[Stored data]
- - -

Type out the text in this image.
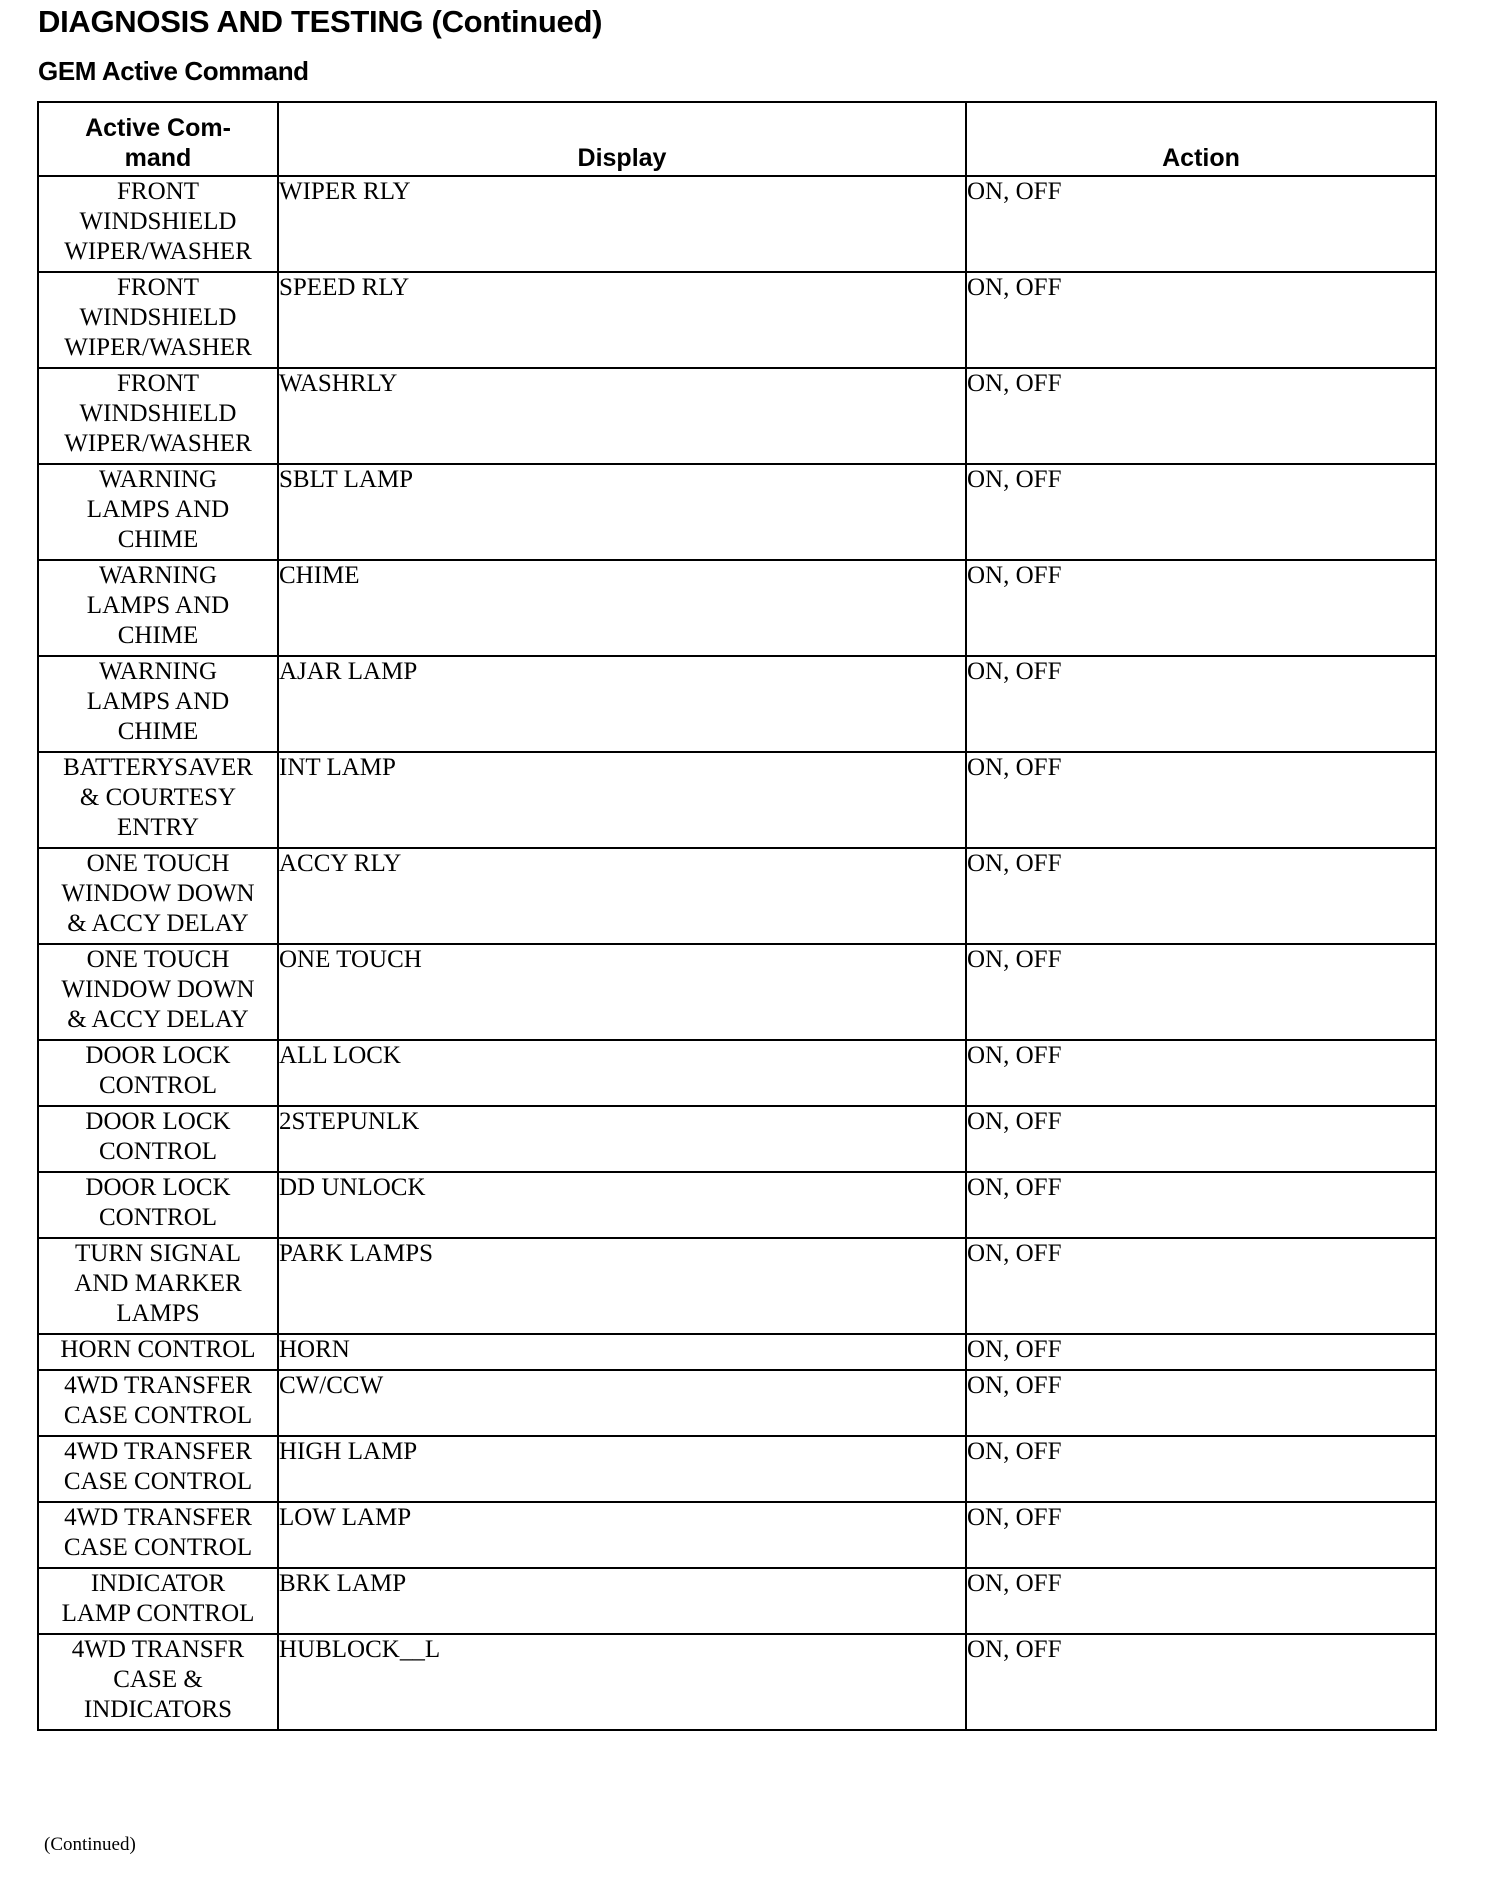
DIAGNOSIS AND TESTING (Continued)
GEM Active Command
Active Com-
mand	Display	Action

FRONT
WINDSHIELD
WIPER/WASHER	WIPER RLY	ON, OFF

FRONT
WINDSHIELD
WIPER/WASHER	SPEED RLY	ON, OFF

FRONT
WINDSHIELD
WIPER/WASHER	WASHRLY	ON, OFF

WARNING
LAMPS AND
CHIME	SBLT LAMP	ON, OFF

WARNING
LAMPS AND
CHIME	CHIME	ON, OFF

WARNING
LAMPS AND
CHIME	AJAR LAMP	ON, OFF

BATTERYSAVER
& COURTESY
ENTRY	INT LAMP	ON, OFF

ONE TOUCH
WINDOW DOWN
& ACCY DELAY	ACCY RLY	ON, OFF

ONE TOUCH
WINDOW DOWN
& ACCY DELAY	ONE TOUCH	ON, OFF

DOOR LOCK
CONTROL	ALL LOCK	ON, OFF

DOOR LOCK
CONTROL	2STEPUNLK	ON, OFF

DOOR LOCK
CONTROL	DD UNLOCK	ON, OFF

TURN SIGNAL
AND MARKER
LAMPS	PARK LAMPS	ON, OFF

HORN CONTROL	HORN	ON, OFF

4WD TRANSFER
CASE CONTROL	CW/CCW	ON, OFF

4WD TRANSFER
CASE CONTROL	HIGH LAMP	ON, OFF

4WD TRANSFER
CASE CONTROL	LOW LAMP	ON, OFF

INDICATOR
LAMP CONTROL	BRK LAMP	ON, OFF

4WD TRANSFR
CASE &
INDICATORS	HUBLOCK__L	ON, OFF
(Continued)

- - -

▶ **What you will do**: Transcribe the records above exactly, omitting every picture they contain.

▶ **Right answer**:
Type out the text in this image.
DIAGNOSIS AND TESTING (Continued)
GEM Active Command
Active Com-
mand	Display	Action

FRONT
WINDSHIELD
WIPER/WASHER	WIPER RLY	ON, OFF

FRONT
WINDSHIELD
WIPER/WASHER	SPEED RLY	ON, OFF

FRONT
WINDSHIELD
WIPER/WASHER	WASHRLY	ON, OFF

WARNING
LAMPS AND
CHIME	SBLT LAMP	ON, OFF

WARNING
LAMPS AND
CHIME	CHIME	ON, OFF

WARNING
LAMPS AND
CHIME	AJAR LAMP	ON, OFF

BATTERYSAVER
& COURTESY
ENTRY	INT LAMP	ON, OFF

ONE TOUCH
WINDOW DOWN
& ACCY DELAY	ACCY RLY	ON, OFF

ONE TOUCH
WINDOW DOWN
& ACCY DELAY	ONE TOUCH	ON, OFF

DOOR LOCK
CONTROL	ALL LOCK	ON, OFF

DOOR LOCK
CONTROL	2STEPUNLK	ON, OFF

DOOR LOCK
CONTROL	DD UNLOCK	ON, OFF

TURN SIGNAL
AND MARKER
LAMPS	PARK LAMPS	ON, OFF

HORN CONTROL	HORN	ON, OFF

4WD TRANSFER
CASE CONTROL	CW/CCW	ON, OFF

4WD TRANSFER
CASE CONTROL	HIGH LAMP	ON, OFF

4WD TRANSFER
CASE CONTROL	LOW LAMP	ON, OFF

INDICATOR
LAMP CONTROL	BRK LAMP	ON, OFF

4WD TRANSFR
CASE &
INDICATORS	HUBLOCK__L	ON, OFF
(Continued)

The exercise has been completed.